#### TASK PROMPT
Reproduce the records below exactly as they appear.

=====

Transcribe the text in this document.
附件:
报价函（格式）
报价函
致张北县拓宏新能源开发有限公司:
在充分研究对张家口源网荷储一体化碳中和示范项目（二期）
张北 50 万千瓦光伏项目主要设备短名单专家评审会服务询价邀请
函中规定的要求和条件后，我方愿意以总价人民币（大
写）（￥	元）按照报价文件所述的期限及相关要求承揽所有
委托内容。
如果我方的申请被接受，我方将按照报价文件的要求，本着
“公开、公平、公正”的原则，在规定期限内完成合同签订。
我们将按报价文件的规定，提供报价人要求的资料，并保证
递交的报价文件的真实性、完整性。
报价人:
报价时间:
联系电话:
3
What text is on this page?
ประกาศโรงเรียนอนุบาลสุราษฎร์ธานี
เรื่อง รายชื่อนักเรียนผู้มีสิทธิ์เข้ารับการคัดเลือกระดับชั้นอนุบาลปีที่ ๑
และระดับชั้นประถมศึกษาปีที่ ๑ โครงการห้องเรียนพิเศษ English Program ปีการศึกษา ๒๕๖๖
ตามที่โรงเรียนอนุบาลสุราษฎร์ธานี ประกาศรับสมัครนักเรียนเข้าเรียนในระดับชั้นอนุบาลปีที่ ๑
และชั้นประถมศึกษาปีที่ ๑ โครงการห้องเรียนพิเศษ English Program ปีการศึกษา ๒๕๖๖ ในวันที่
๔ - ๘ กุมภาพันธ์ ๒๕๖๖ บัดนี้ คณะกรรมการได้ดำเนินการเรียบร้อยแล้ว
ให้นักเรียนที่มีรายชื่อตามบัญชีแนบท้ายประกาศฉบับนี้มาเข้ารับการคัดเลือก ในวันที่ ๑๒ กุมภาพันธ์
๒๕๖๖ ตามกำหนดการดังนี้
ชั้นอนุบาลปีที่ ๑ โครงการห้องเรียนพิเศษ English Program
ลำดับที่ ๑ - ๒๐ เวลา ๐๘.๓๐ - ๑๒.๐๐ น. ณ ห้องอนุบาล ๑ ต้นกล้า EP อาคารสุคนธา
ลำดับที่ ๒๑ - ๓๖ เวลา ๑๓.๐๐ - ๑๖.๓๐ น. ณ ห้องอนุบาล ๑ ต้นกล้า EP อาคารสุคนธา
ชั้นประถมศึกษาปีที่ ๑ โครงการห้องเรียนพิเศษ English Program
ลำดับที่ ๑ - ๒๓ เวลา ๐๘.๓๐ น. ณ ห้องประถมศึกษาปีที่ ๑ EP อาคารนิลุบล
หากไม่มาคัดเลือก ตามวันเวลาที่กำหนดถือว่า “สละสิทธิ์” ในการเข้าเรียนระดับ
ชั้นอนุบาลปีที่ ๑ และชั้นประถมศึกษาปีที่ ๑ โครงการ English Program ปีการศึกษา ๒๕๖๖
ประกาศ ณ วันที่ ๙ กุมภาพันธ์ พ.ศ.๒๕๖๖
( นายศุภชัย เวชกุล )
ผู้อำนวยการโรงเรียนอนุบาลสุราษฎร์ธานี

=====

#### SOLUTION BELOW
Transcribe the text in this document.
附件:
报价函（格式）
报价函
致张北县拓宏新能源开发有限公司:
在充分研究对张家口源网荷储一体化碳中和示范项目（二期）
张北 50 万千瓦光伏项目主要设备短名单专家评审会服务询价邀请
函中规定的要求和条件后，我方愿意以总价人民币（大
写）（￥	元）按照报价文件所述的期限及相关要求承揽所有
委托内容。
如果我方的申请被接受，我方将按照报价文件的要求，本着
“公开、公平、公正”的原则，在规定期限内完成合同签订。
我们将按报价文件的规定，提供报价人要求的资料，并保证
递交的报价文件的真实性、完整性。
报价人:
报价时间:
联系电话:
3
What text is on this page?
ประกาศโรงเรียนอนุบาลสุราษฎร์ธานี
เรื่อง รายชื่อนักเรียนผู้มีสิทธิ์เข้ารับการคัดเลือกระดับชั้นอนุบาลปีที่ ๑
และระดับชั้นประถมศึกษาปีที่ ๑ โครงการห้องเรียนพิเศษ English Program ปีการศึกษา ๒๕๖๖
ตามที่โรงเรียนอนุบาลสุราษฎร์ธานี ประกาศรับสมัครนักเรียนเข้าเรียนในระดับชั้นอนุบาลปีที่ ๑
และชั้นประถมศึกษาปีที่ ๑ โครงการห้องเรียนพิเศษ English Program ปีการศึกษา ๒๕๖๖ ในวันที่
๔ - ๘ กุมภาพันธ์ ๒๕๖๖ บัดนี้ คณะกรรมการได้ดำเนินการเรียบร้อยแล้ว
ให้นักเรียนที่มีรายชื่อตามบัญชีแนบท้ายประกาศฉบับนี้มาเข้ารับการคัดเลือก ในวันที่ ๑๒ กุมภาพันธ์
๒๕๖๖ ตามกำหนดการดังนี้
ชั้นอนุบาลปีที่ ๑ โครงการห้องเรียนพิเศษ English Program
ลำดับที่ ๑ - ๒๐ เวลา ๐๘.๓๐ - ๑๒.๐๐ น. ณ ห้องอนุบาล ๑ ต้นกล้า EP อาคารสุคนธา
ลำดับที่ ๒๑ - ๓๖ เวลา ๑๓.๐๐ - ๑๖.๓๐ น. ณ ห้องอนุบาล ๑ ต้นกล้า EP อาคารสุคนธา
ชั้นประถมศึกษาปีที่ ๑ โครงการห้องเรียนพิเศษ English Program
ลำดับที่ ๑ - ๒๓ เวลา ๐๘.๓๐ น. ณ ห้องประถมศึกษาปีที่ ๑ EP อาคารนิลุบล
หากไม่มาคัดเลือก ตามวันเวลาที่กำหนดถือว่า “สละสิทธิ์” ในการเข้าเรียนระดับ
ชั้นอนุบาลปีที่ ๑ และชั้นประถมศึกษาปีที่ ๑ โครงการ English Program ปีการศึกษา ๒๕๖๖
ประกาศ ณ วันที่ ๙ กุมภาพันธ์ พ.ศ.๒๕๖๖
( นายศุภชัย เวชกุล )
ผู้อำนวยการโรงเรียนอนุบาลสุราษฎร์ธานี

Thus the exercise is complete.